## Start The data

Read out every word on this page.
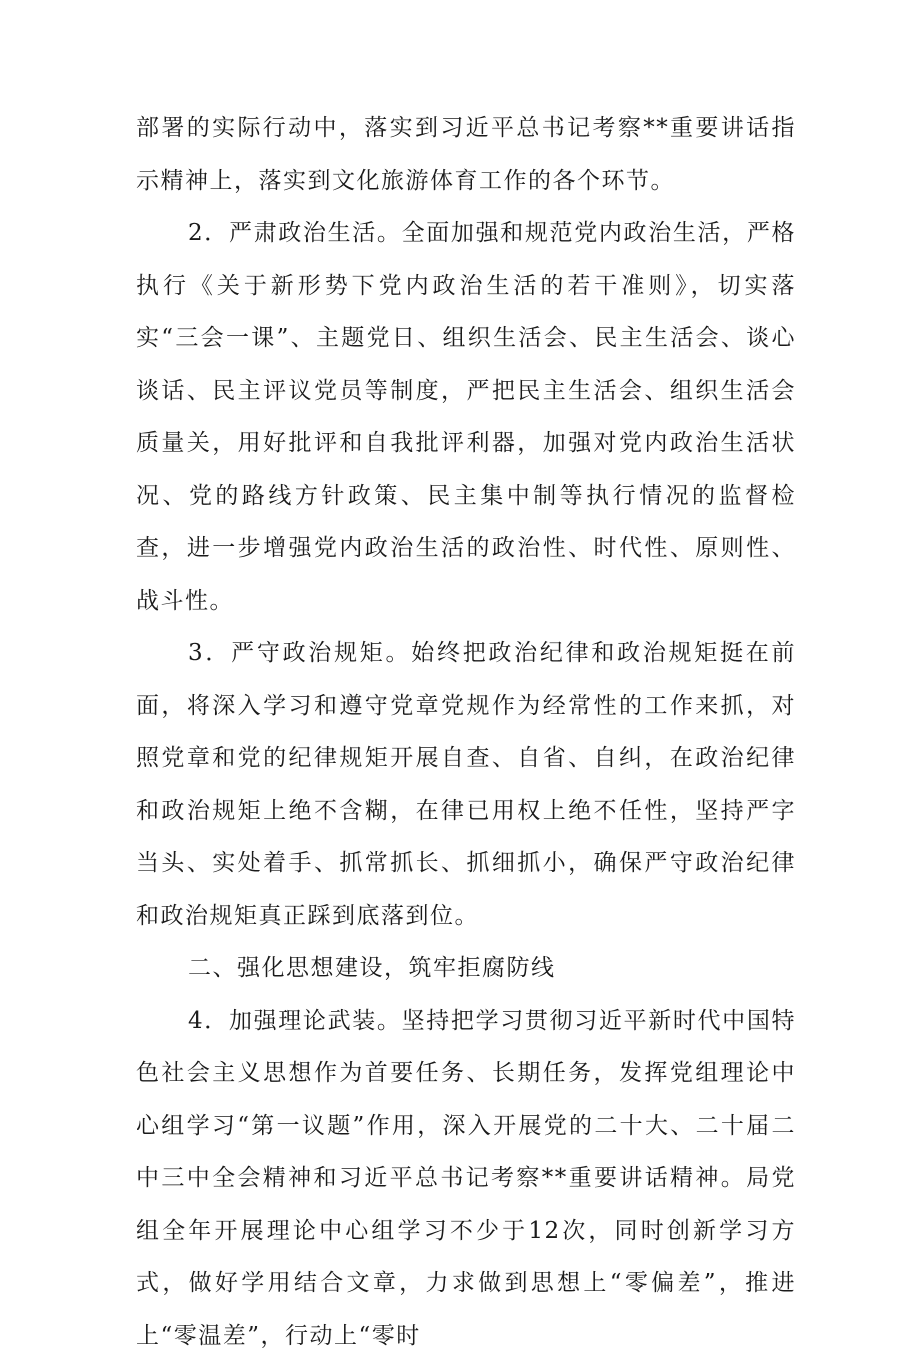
部署的实际行动中，落实到习近平总书记考察**重要讲话指示精神上，落实到文化旅游体育工作的各个环节。

2．严肃政治生活。全面加强和规范党内政治生活，严格执行《关于新形势下党内政治生活的若干准则》，切实落实“三会一课”、主题党日、组织生活会、民主生活会、谈心谈话、民主评议党员等制度，严把民主生活会、组织生活会质量关，用好批评和自我批评利器，加强对党内政治生活状况、党的路线方针政策、民主集中制等执行情况的监督检查，进一步增强党内政治生活的政治性、时代性、原则性、战斗性。

3．严守政治规矩。始终把政治纪律和政治规矩挺在前面，将深入学习和遵守党章党规作为经常性的工作来抓，对照党章和党的纪律规矩开展自查、自省、自纠，在政治纪律和政治规矩上绝不含糊，在律已用权上绝不任性，坚持严字当头、实处着手、抓常抓长、抓细抓小，确保严守政治纪律和政治规矩真正踩到底落到位。

二、强化思想建设，筑牢拒腐防线

4．加强理论武装。坚持把学习贯彻习近平新时代中国特色社会主义思想作为首要任务、长期任务，发挥党组理论中心组学习“第一议题”作用，深入开展党的二十大、二十届二中三中全会精神和习近平总书记考察**重要讲话精神。局党组全年开展理论中心组学习不少于12次，同时创新学习方式，做好学用结合文章，力求做到思想上“零偏差”，推进上“零温差”，行动上“零时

## End The data

## [What you should do]
Leave the pictures out, and print every line of the listing exactly as written.

## [Correct result]
Read out every word on this page.
部署的实际行动中，落实到习近平总书记考察**重要讲话指示精神上，落实到文化旅游体育工作的各个环节。

2．严肃政治生活。全面加强和规范党内政治生活，严格执行《关于新形势下党内政治生活的若干准则》，切实落实“三会一课”、主题党日、组织生活会、民主生活会、谈心谈话、民主评议党员等制度，严把民主生活会、组织生活会质量关，用好批评和自我批评利器，加强对党内政治生活状况、党的路线方针政策、民主集中制等执行情况的监督检查，进一步增强党内政治生活的政治性、时代性、原则性、战斗性。

3．严守政治规矩。始终把政治纪律和政治规矩挺在前面，将深入学习和遵守党章党规作为经常性的工作来抓，对照党章和党的纪律规矩开展自查、自省、自纠，在政治纪律和政治规矩上绝不含糊，在律已用权上绝不任性，坚持严字当头、实处着手、抓常抓长、抓细抓小，确保严守政治纪律和政治规矩真正踩到底落到位。

二、强化思想建设，筑牢拒腐防线

4．加强理论武装。坚持把学习贯彻习近平新时代中国特色社会主义思想作为首要任务、长期任务，发挥党组理论中心组学习“第一议题”作用，深入开展党的二十大、二十届二中三中全会精神和习近平总书记考察**重要讲话精神。局党组全年开展理论中心组学习不少于12次，同时创新学习方式，做好学用结合文章，力求做到思想上“零偏差”，推进上“零温差”，行动上“零时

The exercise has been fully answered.